GOAL OF THE EXERCISE
All of the data should be repeated exactly; pictures are not part of the copy.

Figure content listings
>>>
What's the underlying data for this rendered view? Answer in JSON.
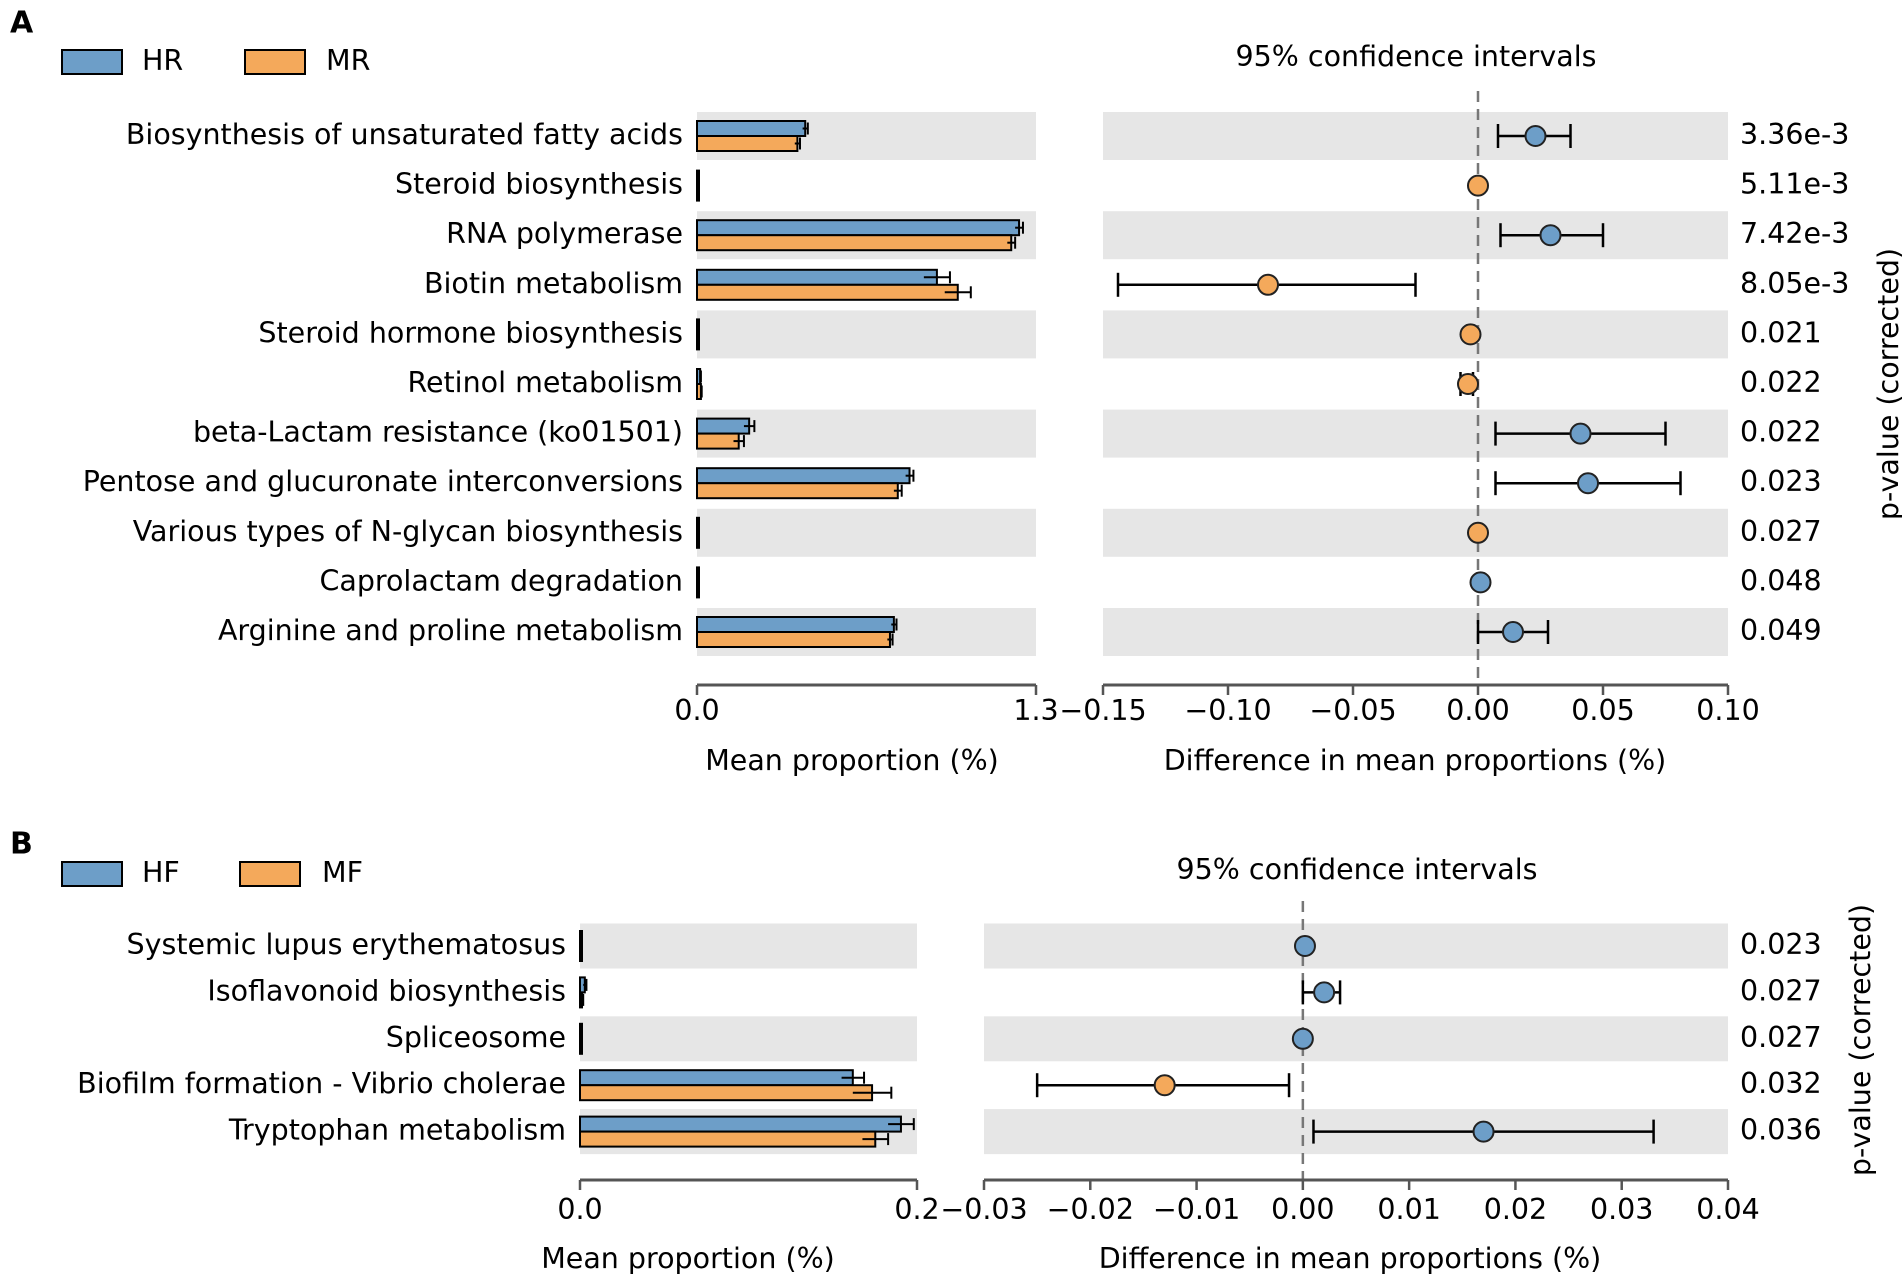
{
  "colors": {
    "group1": "#6d9ec8",
    "group2": "#f4a95b",
    "stripe": "#e6e6e6",
    "axis": "#555555",
    "ink": "#000000"
  },
  "chart_data": [
    {
      "panel": "A",
      "type": "bar+errorbar",
      "legend": [
        "HR",
        "MR"
      ],
      "ci_title": "95% confidence intervals",
      "bar_xlabel": "Mean proportion (%)",
      "diff_xlabel": "Difference in mean proportions (%)",
      "pvalue_label": "p-value (corrected)",
      "bar_xlim": [
        0,
        1.3
      ],
      "bar_ticks": [
        "0.0",
        "1.3"
      ],
      "diff_xlim": [
        -0.15,
        0.1
      ],
      "diff_ticks": [
        -0.15,
        -0.1,
        -0.05,
        0.0,
        0.05,
        0.1
      ],
      "diff_tick_labels": [
        "−0.15",
        "−0.10",
        "−0.05",
        "0.00",
        "0.05",
        "0.10"
      ],
      "categories": [
        "Biosynthesis of unsaturated fatty acids",
        "Steroid biosynthesis",
        "RNA polymerase",
        "Biotin metabolism",
        "Steroid hormone biosynthesis",
        "Retinol metabolism",
        "beta-Lactam resistance (ko01501)",
        "Pentose and glucuronate interconversions",
        "Various types of N-glycan biosynthesis",
        "Caprolactam degradation",
        "Arginine and proline metabolism"
      ],
      "series": [
        {
          "name": "HR",
          "values": [
            0.415,
            0.002,
            1.235,
            0.92,
            0.006,
            0.012,
            0.2,
            0.815,
            0.003,
            0.006,
            0.755
          ],
          "errors": [
            0.01,
            0,
            0.015,
            0.05,
            0,
            0.003,
            0.02,
            0.015,
            0,
            0,
            0.01
          ]
        },
        {
          "name": "MR",
          "values": [
            0.385,
            0.003,
            1.205,
            1.0,
            0.007,
            0.015,
            0.16,
            0.77,
            0.004,
            0.006,
            0.74
          ],
          "errors": [
            0.01,
            0,
            0.015,
            0.05,
            0,
            0.003,
            0.02,
            0.015,
            0,
            0,
            0.01
          ]
        }
      ],
      "differences": [
        {
          "mean": 0.023,
          "low": 0.008,
          "high": 0.037,
          "favors": "HR"
        },
        {
          "mean": 0.0,
          "low": 0.0,
          "high": 0.0,
          "favors": "MR"
        },
        {
          "mean": 0.029,
          "low": 0.009,
          "high": 0.05,
          "favors": "HR"
        },
        {
          "mean": -0.084,
          "low": -0.144,
          "high": -0.025,
          "favors": "MR"
        },
        {
          "mean": -0.003,
          "low": -0.003,
          "high": -0.003,
          "favors": "MR"
        },
        {
          "mean": -0.004,
          "low": -0.007,
          "high": -0.002,
          "favors": "MR"
        },
        {
          "mean": 0.041,
          "low": 0.007,
          "high": 0.075,
          "favors": "HR"
        },
        {
          "mean": 0.044,
          "low": 0.007,
          "high": 0.081,
          "favors": "HR"
        },
        {
          "mean": 0.0,
          "low": 0.0,
          "high": 0.0,
          "favors": "MR"
        },
        {
          "mean": 0.001,
          "low": 0.001,
          "high": 0.001,
          "favors": "HR"
        },
        {
          "mean": 0.014,
          "low": 0.0,
          "high": 0.028,
          "favors": "HR"
        }
      ],
      "pvalues": [
        "3.36e-3",
        "5.11e-3",
        "7.42e-3",
        "8.05e-3",
        "0.021",
        "0.022",
        "0.022",
        "0.023",
        "0.027",
        "0.048",
        "0.049"
      ]
    },
    {
      "panel": "B",
      "type": "bar+errorbar",
      "legend": [
        "HF",
        "MF"
      ],
      "ci_title": "95% confidence intervals",
      "bar_xlabel": "Mean proportion (%)",
      "diff_xlabel": "Difference in mean proportions (%)",
      "pvalue_label": "p-value (corrected)",
      "bar_xlim": [
        0,
        0.21
      ],
      "bar_ticks": [
        "0.0",
        "0.2"
      ],
      "diff_xlim": [
        -0.03,
        0.04
      ],
      "diff_ticks": [
        -0.03,
        -0.02,
        -0.01,
        0.0,
        0.01,
        0.02,
        0.03,
        0.04
      ],
      "diff_tick_labels": [
        "−0.03",
        "−0.02",
        "−0.01",
        "0.00",
        "0.01",
        "0.02",
        "0.03",
        "0.04"
      ],
      "categories": [
        "Systemic lupus erythematosus",
        "Isoflavonoid biosynthesis",
        "Spliceosome",
        "Biofilm formation - Vibrio cholerae",
        "Tryptophan metabolism"
      ],
      "series": [
        {
          "name": "HF",
          "values": [
            0.0005,
            0.003,
            0.0005,
            0.17,
            0.2
          ],
          "errors": [
            0,
            0.001,
            0,
            0.007,
            0.008
          ]
        },
        {
          "name": "MF",
          "values": [
            0.0005,
            0.001,
            0.0005,
            0.182,
            0.184
          ],
          "errors": [
            0,
            0.001,
            0,
            0.012,
            0.008
          ]
        }
      ],
      "differences": [
        {
          "mean": 0.0002,
          "low": 0.0002,
          "high": 0.0002,
          "favors": "HF"
        },
        {
          "mean": 0.002,
          "low": 0.0,
          "high": 0.0035,
          "favors": "HF"
        },
        {
          "mean": 0.0,
          "low": 0.0,
          "high": 0.0,
          "favors": "HF"
        },
        {
          "mean": -0.013,
          "low": -0.025,
          "high": -0.0013,
          "favors": "MF"
        },
        {
          "mean": 0.017,
          "low": 0.001,
          "high": 0.033,
          "favors": "HF"
        }
      ],
      "pvalues": [
        "0.023",
        "0.027",
        "0.027",
        "0.032",
        "0.036"
      ]
    }
  ],
  "panel_labels": [
    "A",
    "B"
  ]
}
<<<
REPLY TO THE TASK
What's the underlying data for this rendered view? Answer in JSON.
{
  "colors": {
    "group1": "#6d9ec8",
    "group2": "#f4a95b",
    "stripe": "#e6e6e6",
    "axis": "#555555",
    "ink": "#000000"
  },
  "chart_data": [
    {
      "panel": "A",
      "type": "bar+errorbar",
      "legend": [
        "HR",
        "MR"
      ],
      "ci_title": "95% confidence intervals",
      "bar_xlabel": "Mean proportion (%)",
      "diff_xlabel": "Difference in mean proportions (%)",
      "pvalue_label": "p-value (corrected)",
      "bar_xlim": [
        0,
        1.3
      ],
      "bar_ticks": [
        "0.0",
        "1.3"
      ],
      "diff_xlim": [
        -0.15,
        0.1
      ],
      "diff_ticks": [
        -0.15,
        -0.1,
        -0.05,
        0.0,
        0.05,
        0.1
      ],
      "diff_tick_labels": [
        "−0.15",
        "−0.10",
        "−0.05",
        "0.00",
        "0.05",
        "0.10"
      ],
      "categories": [
        "Biosynthesis of unsaturated fatty acids",
        "Steroid biosynthesis",
        "RNA polymerase",
        "Biotin metabolism",
        "Steroid hormone biosynthesis",
        "Retinol metabolism",
        "beta-Lactam resistance (ko01501)",
        "Pentose and glucuronate interconversions",
        "Various types of N-glycan biosynthesis",
        "Caprolactam degradation",
        "Arginine and proline metabolism"
      ],
      "series": [
        {
          "name": "HR",
          "values": [
            0.415,
            0.002,
            1.235,
            0.92,
            0.006,
            0.012,
            0.2,
            0.815,
            0.003,
            0.006,
            0.755
          ],
          "errors": [
            0.01,
            0,
            0.015,
            0.05,
            0,
            0.003,
            0.02,
            0.015,
            0,
            0,
            0.01
          ]
        },
        {
          "name": "MR",
          "values": [
            0.385,
            0.003,
            1.205,
            1.0,
            0.007,
            0.015,
            0.16,
            0.77,
            0.004,
            0.006,
            0.74
          ],
          "errors": [
            0.01,
            0,
            0.015,
            0.05,
            0,
            0.003,
            0.02,
            0.015,
            0,
            0,
            0.01
          ]
        }
      ],
      "differences": [
        {
          "mean": 0.023,
          "low": 0.008,
          "high": 0.037,
          "favors": "HR"
        },
        {
          "mean": 0.0,
          "low": 0.0,
          "high": 0.0,
          "favors": "MR"
        },
        {
          "mean": 0.029,
          "low": 0.009,
          "high": 0.05,
          "favors": "HR"
        },
        {
          "mean": -0.084,
          "low": -0.144,
          "high": -0.025,
          "favors": "MR"
        },
        {
          "mean": -0.003,
          "low": -0.003,
          "high": -0.003,
          "favors": "MR"
        },
        {
          "mean": -0.004,
          "low": -0.007,
          "high": -0.002,
          "favors": "MR"
        },
        {
          "mean": 0.041,
          "low": 0.007,
          "high": 0.075,
          "favors": "HR"
        },
        {
          "mean": 0.044,
          "low": 0.007,
          "high": 0.081,
          "favors": "HR"
        },
        {
          "mean": 0.0,
          "low": 0.0,
          "high": 0.0,
          "favors": "MR"
        },
        {
          "mean": 0.001,
          "low": 0.001,
          "high": 0.001,
          "favors": "HR"
        },
        {
          "mean": 0.014,
          "low": 0.0,
          "high": 0.028,
          "favors": "HR"
        }
      ],
      "pvalues": [
        "3.36e-3",
        "5.11e-3",
        "7.42e-3",
        "8.05e-3",
        "0.021",
        "0.022",
        "0.022",
        "0.023",
        "0.027",
        "0.048",
        "0.049"
      ]
    },
    {
      "panel": "B",
      "type": "bar+errorbar",
      "legend": [
        "HF",
        "MF"
      ],
      "ci_title": "95% confidence intervals",
      "bar_xlabel": "Mean proportion (%)",
      "diff_xlabel": "Difference in mean proportions (%)",
      "pvalue_label": "p-value (corrected)",
      "bar_xlim": [
        0,
        0.21
      ],
      "bar_ticks": [
        "0.0",
        "0.2"
      ],
      "diff_xlim": [
        -0.03,
        0.04
      ],
      "diff_ticks": [
        -0.03,
        -0.02,
        -0.01,
        0.0,
        0.01,
        0.02,
        0.03,
        0.04
      ],
      "diff_tick_labels": [
        "−0.03",
        "−0.02",
        "−0.01",
        "0.00",
        "0.01",
        "0.02",
        "0.03",
        "0.04"
      ],
      "categories": [
        "Systemic lupus erythematosus",
        "Isoflavonoid biosynthesis",
        "Spliceosome",
        "Biofilm formation - Vibrio cholerae",
        "Tryptophan metabolism"
      ],
      "series": [
        {
          "name": "HF",
          "values": [
            0.0005,
            0.003,
            0.0005,
            0.17,
            0.2
          ],
          "errors": [
            0,
            0.001,
            0,
            0.007,
            0.008
          ]
        },
        {
          "name": "MF",
          "values": [
            0.0005,
            0.001,
            0.0005,
            0.182,
            0.184
          ],
          "errors": [
            0,
            0.001,
            0,
            0.012,
            0.008
          ]
        }
      ],
      "differences": [
        {
          "mean": 0.0002,
          "low": 0.0002,
          "high": 0.0002,
          "favors": "HF"
        },
        {
          "mean": 0.002,
          "low": 0.0,
          "high": 0.0035,
          "favors": "HF"
        },
        {
          "mean": 0.0,
          "low": 0.0,
          "high": 0.0,
          "favors": "HF"
        },
        {
          "mean": -0.013,
          "low": -0.025,
          "high": -0.0013,
          "favors": "MF"
        },
        {
          "mean": 0.017,
          "low": 0.001,
          "high": 0.033,
          "favors": "HF"
        }
      ],
      "pvalues": [
        "0.023",
        "0.027",
        "0.027",
        "0.032",
        "0.036"
      ]
    }
  ],
  "panel_labels": [
    "A",
    "B"
  ]
}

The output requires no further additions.